■ **GIVEN INSTRUCTION**: Copy the records below exactly as they are written.

■ **EXCERPTED DATA**:
____

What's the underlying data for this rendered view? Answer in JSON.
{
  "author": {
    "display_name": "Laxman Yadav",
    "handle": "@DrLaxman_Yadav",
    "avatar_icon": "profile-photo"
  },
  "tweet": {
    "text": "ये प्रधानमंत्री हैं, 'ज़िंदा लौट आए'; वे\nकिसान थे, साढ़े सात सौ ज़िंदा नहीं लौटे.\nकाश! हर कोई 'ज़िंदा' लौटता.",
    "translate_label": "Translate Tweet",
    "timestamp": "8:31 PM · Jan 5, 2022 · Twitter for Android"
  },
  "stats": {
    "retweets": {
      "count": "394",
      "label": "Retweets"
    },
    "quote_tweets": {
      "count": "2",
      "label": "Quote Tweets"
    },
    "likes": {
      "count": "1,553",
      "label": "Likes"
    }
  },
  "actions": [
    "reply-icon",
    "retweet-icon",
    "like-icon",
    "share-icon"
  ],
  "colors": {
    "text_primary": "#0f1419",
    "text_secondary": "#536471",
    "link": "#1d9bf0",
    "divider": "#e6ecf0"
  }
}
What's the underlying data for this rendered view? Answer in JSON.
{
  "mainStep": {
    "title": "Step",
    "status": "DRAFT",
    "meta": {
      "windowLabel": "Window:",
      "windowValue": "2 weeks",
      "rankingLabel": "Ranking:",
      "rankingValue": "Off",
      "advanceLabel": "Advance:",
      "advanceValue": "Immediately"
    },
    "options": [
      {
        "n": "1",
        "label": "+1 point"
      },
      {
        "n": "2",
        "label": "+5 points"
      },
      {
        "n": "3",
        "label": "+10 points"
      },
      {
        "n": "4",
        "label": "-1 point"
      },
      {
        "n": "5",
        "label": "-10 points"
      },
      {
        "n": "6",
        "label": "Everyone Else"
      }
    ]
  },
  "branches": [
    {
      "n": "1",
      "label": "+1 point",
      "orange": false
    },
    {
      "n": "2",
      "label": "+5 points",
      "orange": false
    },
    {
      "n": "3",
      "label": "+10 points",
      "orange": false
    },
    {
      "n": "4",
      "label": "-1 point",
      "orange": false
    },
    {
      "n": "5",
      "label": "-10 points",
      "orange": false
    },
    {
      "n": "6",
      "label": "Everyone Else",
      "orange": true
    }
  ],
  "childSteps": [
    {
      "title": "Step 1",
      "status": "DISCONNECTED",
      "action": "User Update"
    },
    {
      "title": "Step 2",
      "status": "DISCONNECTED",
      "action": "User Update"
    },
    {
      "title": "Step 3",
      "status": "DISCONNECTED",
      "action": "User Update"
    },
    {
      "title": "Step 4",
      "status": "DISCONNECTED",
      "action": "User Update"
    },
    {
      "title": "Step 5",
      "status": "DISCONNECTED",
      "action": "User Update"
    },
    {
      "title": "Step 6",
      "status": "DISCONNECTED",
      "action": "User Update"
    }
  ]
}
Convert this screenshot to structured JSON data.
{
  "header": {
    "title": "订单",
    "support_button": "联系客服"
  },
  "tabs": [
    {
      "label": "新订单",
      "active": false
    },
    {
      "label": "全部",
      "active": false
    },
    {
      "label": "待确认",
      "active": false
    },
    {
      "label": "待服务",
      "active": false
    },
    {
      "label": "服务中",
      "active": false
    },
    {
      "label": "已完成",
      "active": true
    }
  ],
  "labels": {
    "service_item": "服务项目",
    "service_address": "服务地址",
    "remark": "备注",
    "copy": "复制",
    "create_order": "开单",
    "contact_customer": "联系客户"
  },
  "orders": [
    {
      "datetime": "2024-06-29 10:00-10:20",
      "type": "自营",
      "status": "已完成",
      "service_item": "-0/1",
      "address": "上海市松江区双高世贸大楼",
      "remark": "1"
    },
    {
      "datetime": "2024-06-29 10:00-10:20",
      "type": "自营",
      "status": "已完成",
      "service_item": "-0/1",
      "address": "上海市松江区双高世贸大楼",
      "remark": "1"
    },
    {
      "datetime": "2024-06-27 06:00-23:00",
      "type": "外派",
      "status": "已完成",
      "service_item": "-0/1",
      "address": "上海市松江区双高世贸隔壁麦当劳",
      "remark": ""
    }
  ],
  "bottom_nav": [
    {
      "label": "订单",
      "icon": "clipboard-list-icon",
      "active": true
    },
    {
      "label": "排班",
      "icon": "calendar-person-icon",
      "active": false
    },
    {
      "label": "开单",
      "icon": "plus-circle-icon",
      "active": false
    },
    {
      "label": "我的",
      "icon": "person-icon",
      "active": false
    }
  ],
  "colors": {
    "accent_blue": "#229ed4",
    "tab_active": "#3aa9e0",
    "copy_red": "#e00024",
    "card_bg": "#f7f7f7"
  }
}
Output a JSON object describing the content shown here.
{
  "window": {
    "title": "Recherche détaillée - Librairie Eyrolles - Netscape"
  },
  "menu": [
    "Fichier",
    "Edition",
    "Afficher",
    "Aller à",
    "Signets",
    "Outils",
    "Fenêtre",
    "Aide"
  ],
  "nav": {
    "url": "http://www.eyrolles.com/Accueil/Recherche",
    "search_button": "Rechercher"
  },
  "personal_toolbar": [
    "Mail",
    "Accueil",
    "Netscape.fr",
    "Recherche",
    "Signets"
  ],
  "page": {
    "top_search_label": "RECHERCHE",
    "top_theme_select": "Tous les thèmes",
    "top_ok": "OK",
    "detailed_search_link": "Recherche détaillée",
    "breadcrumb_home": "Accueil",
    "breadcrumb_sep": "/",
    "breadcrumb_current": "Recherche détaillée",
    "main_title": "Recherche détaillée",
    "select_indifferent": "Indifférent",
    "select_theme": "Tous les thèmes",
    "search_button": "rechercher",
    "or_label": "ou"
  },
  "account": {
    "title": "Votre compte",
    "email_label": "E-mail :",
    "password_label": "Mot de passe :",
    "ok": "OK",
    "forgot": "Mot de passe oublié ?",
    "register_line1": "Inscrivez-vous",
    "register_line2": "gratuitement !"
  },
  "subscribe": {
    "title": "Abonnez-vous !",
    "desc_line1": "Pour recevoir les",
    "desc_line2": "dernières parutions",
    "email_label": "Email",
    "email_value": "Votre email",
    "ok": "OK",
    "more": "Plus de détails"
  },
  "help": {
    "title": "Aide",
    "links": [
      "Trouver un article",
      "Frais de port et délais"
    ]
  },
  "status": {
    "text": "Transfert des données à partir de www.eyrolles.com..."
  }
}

____

■ **SOLUTION TO THIS PROBLEM**:
What's the underlying data for this rendered view? Answer in JSON.
{
  "author": {
    "display_name": "Laxman Yadav",
    "handle": "@DrLaxman_Yadav",
    "avatar_icon": "profile-photo"
  },
  "tweet": {
    "text": "ये प्रधानमंत्री हैं, 'ज़िंदा लौट आए'; वे\nकिसान थे, साढ़े सात सौ ज़िंदा नहीं लौटे.\nकाश! हर कोई 'ज़िंदा' लौटता.",
    "translate_label": "Translate Tweet",
    "timestamp": "8:31 PM · Jan 5, 2022 · Twitter for Android"
  },
  "stats": {
    "retweets": {
      "count": "394",
      "label": "Retweets"
    },
    "quote_tweets": {
      "count": "2",
      "label": "Quote Tweets"
    },
    "likes": {
      "count": "1,553",
      "label": "Likes"
    }
  },
  "actions": [
    "reply-icon",
    "retweet-icon",
    "like-icon",
    "share-icon"
  ],
  "colors": {
    "text_primary": "#0f1419",
    "text_secondary": "#536471",
    "link": "#1d9bf0",
    "divider": "#e6ecf0"
  }
}
What's the underlying data for this rendered view? Answer in JSON.
{
  "mainStep": {
    "title": "Step",
    "status": "DRAFT",
    "meta": {
      "windowLabel": "Window:",
      "windowValue": "2 weeks",
      "rankingLabel": "Ranking:",
      "rankingValue": "Off",
      "advanceLabel": "Advance:",
      "advanceValue": "Immediately"
    },
    "options": [
      {
        "n": "1",
        "label": "+1 point"
      },
      {
        "n": "2",
        "label": "+5 points"
      },
      {
        "n": "3",
        "label": "+10 points"
      },
      {
        "n": "4",
        "label": "-1 point"
      },
      {
        "n": "5",
        "label": "-10 points"
      },
      {
        "n": "6",
        "label": "Everyone Else"
      }
    ]
  },
  "branches": [
    {
      "n": "1",
      "label": "+1 point",
      "orange": false
    },
    {
      "n": "2",
      "label": "+5 points",
      "orange": false
    },
    {
      "n": "3",
      "label": "+10 points",
      "orange": false
    },
    {
      "n": "4",
      "label": "-1 point",
      "orange": false
    },
    {
      "n": "5",
      "label": "-10 points",
      "orange": false
    },
    {
      "n": "6",
      "label": "Everyone Else",
      "orange": true
    }
  ],
  "childSteps": [
    {
      "title": "Step 1",
      "status": "DISCONNECTED",
      "action": "User Update"
    },
    {
      "title": "Step 2",
      "status": "DISCONNECTED",
      "action": "User Update"
    },
    {
      "title": "Step 3",
      "status": "DISCONNECTED",
      "action": "User Update"
    },
    {
      "title": "Step 4",
      "status": "DISCONNECTED",
      "action": "User Update"
    },
    {
      "title": "Step 5",
      "status": "DISCONNECTED",
      "action": "User Update"
    },
    {
      "title": "Step 6",
      "status": "DISCONNECTED",
      "action": "User Update"
    }
  ]
}
Convert this screenshot to structured JSON data.
{
  "header": {
    "title": "订单",
    "support_button": "联系客服"
  },
  "tabs": [
    {
      "label": "新订单",
      "active": false
    },
    {
      "label": "全部",
      "active": false
    },
    {
      "label": "待确认",
      "active": false
    },
    {
      "label": "待服务",
      "active": false
    },
    {
      "label": "服务中",
      "active": false
    },
    {
      "label": "已完成",
      "active": true
    }
  ],
  "labels": {
    "service_item": "服务项目",
    "service_address": "服务地址",
    "remark": "备注",
    "copy": "复制",
    "create_order": "开单",
    "contact_customer": "联系客户"
  },
  "orders": [
    {
      "datetime": "2024-06-29 10:00-10:20",
      "type": "自营",
      "status": "已完成",
      "service_item": "-0/1",
      "address": "上海市松江区双高世贸大楼",
      "remark": "1"
    },
    {
      "datetime": "2024-06-29 10:00-10:20",
      "type": "自营",
      "status": "已完成",
      "service_item": "-0/1",
      "address": "上海市松江区双高世贸大楼",
      "remark": "1"
    },
    {
      "datetime": "2024-06-27 06:00-23:00",
      "type": "外派",
      "status": "已完成",
      "service_item": "-0/1",
      "address": "上海市松江区双高世贸隔壁麦当劳",
      "remark": ""
    }
  ],
  "bottom_nav": [
    {
      "label": "订单",
      "icon": "clipboard-list-icon",
      "active": true
    },
    {
      "label": "排班",
      "icon": "calendar-person-icon",
      "active": false
    },
    {
      "label": "开单",
      "icon": "plus-circle-icon",
      "active": false
    },
    {
      "label": "我的",
      "icon": "person-icon",
      "active": false
    }
  ],
  "colors": {
    "accent_blue": "#229ed4",
    "tab_active": "#3aa9e0",
    "copy_red": "#e00024",
    "card_bg": "#f7f7f7"
  }
}
Output a JSON object describing the content shown here.
{
  "window": {
    "title": "Recherche détaillée - Librairie Eyrolles - Netscape"
  },
  "menu": [
    "Fichier",
    "Edition",
    "Afficher",
    "Aller à",
    "Signets",
    "Outils",
    "Fenêtre",
    "Aide"
  ],
  "nav": {
    "url": "http://www.eyrolles.com/Accueil/Recherche",
    "search_button": "Rechercher"
  },
  "personal_toolbar": [
    "Mail",
    "Accueil",
    "Netscape.fr",
    "Recherche",
    "Signets"
  ],
  "page": {
    "top_search_label": "RECHERCHE",
    "top_theme_select": "Tous les thèmes",
    "top_ok": "OK",
    "detailed_search_link": "Recherche détaillée",
    "breadcrumb_home": "Accueil",
    "breadcrumb_sep": "/",
    "breadcrumb_current": "Recherche détaillée",
    "main_title": "Recherche détaillée",
    "select_indifferent": "Indifférent",
    "select_theme": "Tous les thèmes",
    "search_button": "rechercher",
    "or_label": "ou"
  },
  "account": {
    "title": "Votre compte",
    "email_label": "E-mail :",
    "password_label": "Mot de passe :",
    "ok": "OK",
    "forgot": "Mot de passe oublié ?",
    "register_line1": "Inscrivez-vous",
    "register_line2": "gratuitement !"
  },
  "subscribe": {
    "title": "Abonnez-vous !",
    "desc_line1": "Pour recevoir les",
    "desc_line2": "dernières parutions",
    "email_label": "Email",
    "email_value": "Votre email",
    "ok": "OK",
    "more": "Plus de détails"
  },
  "help": {
    "title": "Aide",
    "links": [
      "Trouver un article",
      "Frais de port et délais"
    ]
  },
  "status": {
    "text": "Transfert des données à partir de www.eyrolles.com..."
  }
}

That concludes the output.